• _Task description_:
Nothing may be dropped or altered: reproduce all the data.

• _Records to process_:
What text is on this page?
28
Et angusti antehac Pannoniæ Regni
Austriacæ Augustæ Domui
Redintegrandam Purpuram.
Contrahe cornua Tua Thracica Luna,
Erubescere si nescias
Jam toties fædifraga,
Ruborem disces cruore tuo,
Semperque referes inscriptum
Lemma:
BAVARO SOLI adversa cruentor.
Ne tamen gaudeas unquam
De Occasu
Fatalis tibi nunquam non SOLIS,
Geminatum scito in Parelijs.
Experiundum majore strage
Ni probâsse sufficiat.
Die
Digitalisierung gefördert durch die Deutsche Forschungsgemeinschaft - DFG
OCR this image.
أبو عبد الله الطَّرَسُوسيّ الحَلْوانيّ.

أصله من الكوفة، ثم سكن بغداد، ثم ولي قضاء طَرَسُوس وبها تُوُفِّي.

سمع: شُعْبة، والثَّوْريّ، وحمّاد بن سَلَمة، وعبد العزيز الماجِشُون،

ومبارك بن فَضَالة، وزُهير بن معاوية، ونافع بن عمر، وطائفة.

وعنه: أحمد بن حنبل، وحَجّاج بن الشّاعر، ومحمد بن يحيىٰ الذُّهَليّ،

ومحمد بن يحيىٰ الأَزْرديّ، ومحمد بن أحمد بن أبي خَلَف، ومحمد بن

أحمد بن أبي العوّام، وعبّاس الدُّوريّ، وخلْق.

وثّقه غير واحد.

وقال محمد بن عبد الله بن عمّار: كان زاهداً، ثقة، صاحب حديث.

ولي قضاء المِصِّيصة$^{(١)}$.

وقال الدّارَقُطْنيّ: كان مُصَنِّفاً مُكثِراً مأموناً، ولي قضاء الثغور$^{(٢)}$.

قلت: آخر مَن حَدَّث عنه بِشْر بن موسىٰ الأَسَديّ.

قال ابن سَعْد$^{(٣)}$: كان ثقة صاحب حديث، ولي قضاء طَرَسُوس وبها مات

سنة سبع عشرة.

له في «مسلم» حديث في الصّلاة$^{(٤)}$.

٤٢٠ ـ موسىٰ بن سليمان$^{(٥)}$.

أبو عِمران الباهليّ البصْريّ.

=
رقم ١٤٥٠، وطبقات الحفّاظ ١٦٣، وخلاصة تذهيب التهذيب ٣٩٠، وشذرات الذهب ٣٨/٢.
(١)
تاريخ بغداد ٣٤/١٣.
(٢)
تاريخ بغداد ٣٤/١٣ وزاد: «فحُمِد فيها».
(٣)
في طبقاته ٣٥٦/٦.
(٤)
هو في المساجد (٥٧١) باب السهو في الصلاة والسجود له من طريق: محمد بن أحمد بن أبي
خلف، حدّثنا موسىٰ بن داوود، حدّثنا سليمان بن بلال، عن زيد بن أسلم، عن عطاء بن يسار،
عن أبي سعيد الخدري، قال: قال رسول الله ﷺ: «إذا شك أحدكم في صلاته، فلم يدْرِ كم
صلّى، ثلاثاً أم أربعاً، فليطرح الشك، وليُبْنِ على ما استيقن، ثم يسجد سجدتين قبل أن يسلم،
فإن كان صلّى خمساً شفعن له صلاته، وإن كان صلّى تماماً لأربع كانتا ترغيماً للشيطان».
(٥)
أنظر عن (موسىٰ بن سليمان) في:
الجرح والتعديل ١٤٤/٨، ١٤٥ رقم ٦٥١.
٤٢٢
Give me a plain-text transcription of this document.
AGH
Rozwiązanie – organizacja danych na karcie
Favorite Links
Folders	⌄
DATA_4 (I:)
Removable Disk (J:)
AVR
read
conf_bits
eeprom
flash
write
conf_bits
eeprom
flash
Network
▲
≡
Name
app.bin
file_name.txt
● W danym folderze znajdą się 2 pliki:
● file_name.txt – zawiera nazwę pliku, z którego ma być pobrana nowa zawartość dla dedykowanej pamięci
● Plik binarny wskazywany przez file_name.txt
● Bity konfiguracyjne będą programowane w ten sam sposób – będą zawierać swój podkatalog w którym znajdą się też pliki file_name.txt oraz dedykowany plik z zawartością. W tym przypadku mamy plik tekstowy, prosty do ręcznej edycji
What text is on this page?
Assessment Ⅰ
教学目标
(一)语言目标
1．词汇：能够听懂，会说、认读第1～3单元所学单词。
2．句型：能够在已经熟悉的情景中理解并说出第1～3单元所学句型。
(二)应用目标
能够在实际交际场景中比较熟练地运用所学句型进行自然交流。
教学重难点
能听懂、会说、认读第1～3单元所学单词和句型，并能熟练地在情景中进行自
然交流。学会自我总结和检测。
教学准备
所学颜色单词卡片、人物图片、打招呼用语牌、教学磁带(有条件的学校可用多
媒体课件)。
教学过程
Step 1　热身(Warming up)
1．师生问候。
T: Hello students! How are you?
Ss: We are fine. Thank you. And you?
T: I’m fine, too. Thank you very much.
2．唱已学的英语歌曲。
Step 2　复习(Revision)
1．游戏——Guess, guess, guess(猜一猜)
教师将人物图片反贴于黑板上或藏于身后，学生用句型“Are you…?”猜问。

• _The completed task_:
What text is on this page?
28
Et angusti antehac Pannoniæ Regni
Austriacæ Augustæ Domui
Redintegrandam Purpuram.
Contrahe cornua Tua Thracica Luna,
Erubescere si nescias
Jam toties fædifraga,
Ruborem disces cruore tuo,
Semperque referes inscriptum
Lemma:
BAVARO SOLI adversa cruentor.
Ne tamen gaudeas unquam
De Occasu
Fatalis tibi nunquam non SOLIS,
Geminatum scito in Parelijs.
Experiundum majore strage
Ni probâsse sufficiat.
Die
Digitalisierung gefördert durch die Deutsche Forschungsgemeinschaft - DFG
OCR this image.
أبو عبد الله الطَّرَسُوسيّ الحَلْوانيّ.

أصله من الكوفة، ثم سكن بغداد، ثم ولي قضاء طَرَسُوس وبها تُوُفِّي.

سمع: شُعْبة، والثَّوْريّ، وحمّاد بن سَلَمة، وعبد العزيز الماجِشُون،

ومبارك بن فَضَالة، وزُهير بن معاوية، ونافع بن عمر، وطائفة.

وعنه: أحمد بن حنبل، وحَجّاج بن الشّاعر، ومحمد بن يحيىٰ الذُّهَليّ،

ومحمد بن يحيىٰ الأَزْرديّ، ومحمد بن أحمد بن أبي خَلَف، ومحمد بن

أحمد بن أبي العوّام، وعبّاس الدُّوريّ، وخلْق.

وثّقه غير واحد.

وقال محمد بن عبد الله بن عمّار: كان زاهداً، ثقة، صاحب حديث.

ولي قضاء المِصِّيصة$^{(١)}$.

وقال الدّارَقُطْنيّ: كان مُصَنِّفاً مُكثِراً مأموناً، ولي قضاء الثغور$^{(٢)}$.

قلت: آخر مَن حَدَّث عنه بِشْر بن موسىٰ الأَسَديّ.

قال ابن سَعْد$^{(٣)}$: كان ثقة صاحب حديث، ولي قضاء طَرَسُوس وبها مات

سنة سبع عشرة.

له في «مسلم» حديث في الصّلاة$^{(٤)}$.

٤٢٠ ـ موسىٰ بن سليمان$^{(٥)}$.

أبو عِمران الباهليّ البصْريّ.

=
رقم ١٤٥٠، وطبقات الحفّاظ ١٦٣، وخلاصة تذهيب التهذيب ٣٩٠، وشذرات الذهب ٣٨/٢.
(١)
تاريخ بغداد ٣٤/١٣.
(٢)
تاريخ بغداد ٣٤/١٣ وزاد: «فحُمِد فيها».
(٣)
في طبقاته ٣٥٦/٦.
(٤)
هو في المساجد (٥٧١) باب السهو في الصلاة والسجود له من طريق: محمد بن أحمد بن أبي
خلف، حدّثنا موسىٰ بن داوود، حدّثنا سليمان بن بلال، عن زيد بن أسلم، عن عطاء بن يسار،
عن أبي سعيد الخدري، قال: قال رسول الله ﷺ: «إذا شك أحدكم في صلاته، فلم يدْرِ كم
صلّى، ثلاثاً أم أربعاً، فليطرح الشك، وليُبْنِ على ما استيقن، ثم يسجد سجدتين قبل أن يسلم،
فإن كان صلّى خمساً شفعن له صلاته، وإن كان صلّى تماماً لأربع كانتا ترغيماً للشيطان».
(٥)
أنظر عن (موسىٰ بن سليمان) في:
الجرح والتعديل ١٤٤/٨، ١٤٥ رقم ٦٥١.
٤٢٢
Give me a plain-text transcription of this document.
AGH
Rozwiązanie – organizacja danych na karcie
Favorite Links
Folders	⌄
DATA_4 (I:)
Removable Disk (J:)
AVR
read
conf_bits
eeprom
flash
write
conf_bits
eeprom
flash
Network
▲
≡
Name
app.bin
file_name.txt
● W danym folderze znajdą się 2 pliki:
● file_name.txt – zawiera nazwę pliku, z którego ma być pobrana nowa zawartość dla dedykowanej pamięci
● Plik binarny wskazywany przez file_name.txt
● Bity konfiguracyjne będą programowane w ten sam sposób – będą zawierać swój podkatalog w którym znajdą się też pliki file_name.txt oraz dedykowany plik z zawartością. W tym przypadku mamy plik tekstowy, prosty do ręcznej edycji
What text is on this page?
Assessment Ⅰ
教学目标
(一)语言目标
1．词汇：能够听懂，会说、认读第1～3单元所学单词。
2．句型：能够在已经熟悉的情景中理解并说出第1～3单元所学句型。
(二)应用目标
能够在实际交际场景中比较熟练地运用所学句型进行自然交流。
教学重难点
能听懂、会说、认读第1～3单元所学单词和句型，并能熟练地在情景中进行自
然交流。学会自我总结和检测。
教学准备
所学颜色单词卡片、人物图片、打招呼用语牌、教学磁带(有条件的学校可用多
媒体课件)。
教学过程
Step 1　热身(Warming up)
1．师生问候。
T: Hello students! How are you?
Ss: We are fine. Thank you. And you?
T: I’m fine, too. Thank you very much.
2．唱已学的英语歌曲。
Step 2　复习(Revision)
1．游戏——Guess, guess, guess(猜一猜)
教师将人物图片反贴于黑板上或藏于身后，学生用句型“Are you…?”猜问。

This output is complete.